-- LISTED ENTRIES start --

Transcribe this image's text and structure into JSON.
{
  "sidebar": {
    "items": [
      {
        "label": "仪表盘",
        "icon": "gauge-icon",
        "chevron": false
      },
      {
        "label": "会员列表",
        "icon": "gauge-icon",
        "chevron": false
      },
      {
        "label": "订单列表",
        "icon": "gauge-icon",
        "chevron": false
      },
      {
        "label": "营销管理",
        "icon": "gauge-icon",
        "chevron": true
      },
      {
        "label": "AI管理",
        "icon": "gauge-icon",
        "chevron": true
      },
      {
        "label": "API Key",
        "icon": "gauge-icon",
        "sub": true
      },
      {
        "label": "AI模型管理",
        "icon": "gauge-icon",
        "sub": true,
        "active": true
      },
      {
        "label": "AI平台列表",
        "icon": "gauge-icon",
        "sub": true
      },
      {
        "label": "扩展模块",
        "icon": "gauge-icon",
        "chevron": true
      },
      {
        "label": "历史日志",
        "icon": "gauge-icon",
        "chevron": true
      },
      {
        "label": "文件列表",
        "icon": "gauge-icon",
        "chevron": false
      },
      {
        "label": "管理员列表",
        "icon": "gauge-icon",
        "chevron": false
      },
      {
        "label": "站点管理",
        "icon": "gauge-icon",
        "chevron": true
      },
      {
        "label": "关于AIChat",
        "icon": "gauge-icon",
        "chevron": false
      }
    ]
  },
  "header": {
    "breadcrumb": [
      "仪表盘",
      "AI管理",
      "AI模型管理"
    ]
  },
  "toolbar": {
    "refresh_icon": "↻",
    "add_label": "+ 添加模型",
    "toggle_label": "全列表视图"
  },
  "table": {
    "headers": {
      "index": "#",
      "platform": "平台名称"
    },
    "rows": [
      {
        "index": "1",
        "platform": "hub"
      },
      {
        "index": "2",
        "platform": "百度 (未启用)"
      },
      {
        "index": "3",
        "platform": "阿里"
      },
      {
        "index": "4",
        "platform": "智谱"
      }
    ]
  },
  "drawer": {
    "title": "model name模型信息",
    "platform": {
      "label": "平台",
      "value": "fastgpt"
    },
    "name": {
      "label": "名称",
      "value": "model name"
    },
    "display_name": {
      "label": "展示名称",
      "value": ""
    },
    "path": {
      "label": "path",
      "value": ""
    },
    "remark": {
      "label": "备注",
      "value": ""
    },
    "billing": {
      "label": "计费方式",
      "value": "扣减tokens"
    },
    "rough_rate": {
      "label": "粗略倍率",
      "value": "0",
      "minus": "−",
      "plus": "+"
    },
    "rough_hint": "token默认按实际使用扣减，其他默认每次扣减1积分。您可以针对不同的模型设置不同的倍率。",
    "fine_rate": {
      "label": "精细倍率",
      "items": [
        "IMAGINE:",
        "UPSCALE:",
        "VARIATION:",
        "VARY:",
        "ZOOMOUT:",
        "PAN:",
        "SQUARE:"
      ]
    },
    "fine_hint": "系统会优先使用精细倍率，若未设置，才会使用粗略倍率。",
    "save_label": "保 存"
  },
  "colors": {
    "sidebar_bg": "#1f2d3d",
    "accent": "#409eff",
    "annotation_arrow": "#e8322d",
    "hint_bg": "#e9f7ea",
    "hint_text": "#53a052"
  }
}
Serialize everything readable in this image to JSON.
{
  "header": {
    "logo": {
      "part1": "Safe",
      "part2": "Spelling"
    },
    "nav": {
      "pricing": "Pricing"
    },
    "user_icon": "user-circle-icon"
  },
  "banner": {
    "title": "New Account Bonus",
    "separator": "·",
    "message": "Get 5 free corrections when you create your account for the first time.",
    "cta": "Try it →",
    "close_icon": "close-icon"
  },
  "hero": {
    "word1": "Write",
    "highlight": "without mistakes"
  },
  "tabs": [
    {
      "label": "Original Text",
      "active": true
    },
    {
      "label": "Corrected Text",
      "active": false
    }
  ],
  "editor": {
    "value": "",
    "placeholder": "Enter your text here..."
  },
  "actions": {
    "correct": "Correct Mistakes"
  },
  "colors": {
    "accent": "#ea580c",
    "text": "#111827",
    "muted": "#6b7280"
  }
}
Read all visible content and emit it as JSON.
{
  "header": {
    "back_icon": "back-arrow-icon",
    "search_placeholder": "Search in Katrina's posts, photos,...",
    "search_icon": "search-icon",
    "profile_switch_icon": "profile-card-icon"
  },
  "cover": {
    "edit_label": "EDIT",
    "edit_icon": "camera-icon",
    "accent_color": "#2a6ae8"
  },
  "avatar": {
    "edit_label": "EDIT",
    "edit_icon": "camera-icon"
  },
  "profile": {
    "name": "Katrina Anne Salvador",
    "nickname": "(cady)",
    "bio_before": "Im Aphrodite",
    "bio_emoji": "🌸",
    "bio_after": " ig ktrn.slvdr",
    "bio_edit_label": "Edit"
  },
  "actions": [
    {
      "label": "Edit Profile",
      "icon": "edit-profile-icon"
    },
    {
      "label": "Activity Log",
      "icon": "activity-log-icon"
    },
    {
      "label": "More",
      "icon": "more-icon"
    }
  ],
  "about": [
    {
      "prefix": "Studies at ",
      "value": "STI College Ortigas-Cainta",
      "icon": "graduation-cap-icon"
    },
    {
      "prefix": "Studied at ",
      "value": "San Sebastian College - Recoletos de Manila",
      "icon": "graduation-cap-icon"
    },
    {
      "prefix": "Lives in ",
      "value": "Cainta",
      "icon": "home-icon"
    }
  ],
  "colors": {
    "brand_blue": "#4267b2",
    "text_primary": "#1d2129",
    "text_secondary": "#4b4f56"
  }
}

-- LISTED ENTRIES end --

__EXERCISE DESCRIPTION__: Find the line with "Read all visible content and emit it as JSON." in the listing above, then write out that line and each remaining line exactly, with no other text.

__SOLUTION TO THIS PROBLEM__:
Read all visible content and emit it as JSON.
{
  "header": {
    "back_icon": "back-arrow-icon",
    "search_placeholder": "Search in Katrina's posts, photos,...",
    "search_icon": "search-icon",
    "profile_switch_icon": "profile-card-icon"
  },
  "cover": {
    "edit_label": "EDIT",
    "edit_icon": "camera-icon",
    "accent_color": "#2a6ae8"
  },
  "avatar": {
    "edit_label": "EDIT",
    "edit_icon": "camera-icon"
  },
  "profile": {
    "name": "Katrina Anne Salvador",
    "nickname": "(cady)",
    "bio_before": "Im Aphrodite",
    "bio_emoji": "🌸",
    "bio_after": " ig ktrn.slvdr",
    "bio_edit_label": "Edit"
  },
  "actions": [
    {
      "label": "Edit Profile",
      "icon": "edit-profile-icon"
    },
    {
      "label": "Activity Log",
      "icon": "activity-log-icon"
    },
    {
      "label": "More",
      "icon": "more-icon"
    }
  ],
  "about": [
    {
      "prefix": "Studies at ",
      "value": "STI College Ortigas-Cainta",
      "icon": "graduation-cap-icon"
    },
    {
      "prefix": "Studied at ",
      "value": "San Sebastian College - Recoletos de Manila",
      "icon": "graduation-cap-icon"
    },
    {
      "prefix": "Lives in ",
      "value": "Cainta",
      "icon": "home-icon"
    }
  ],
  "colors": {
    "brand_blue": "#4267b2",
    "text_primary": "#1d2129",
    "text_secondary": "#4b4f56"
  }
}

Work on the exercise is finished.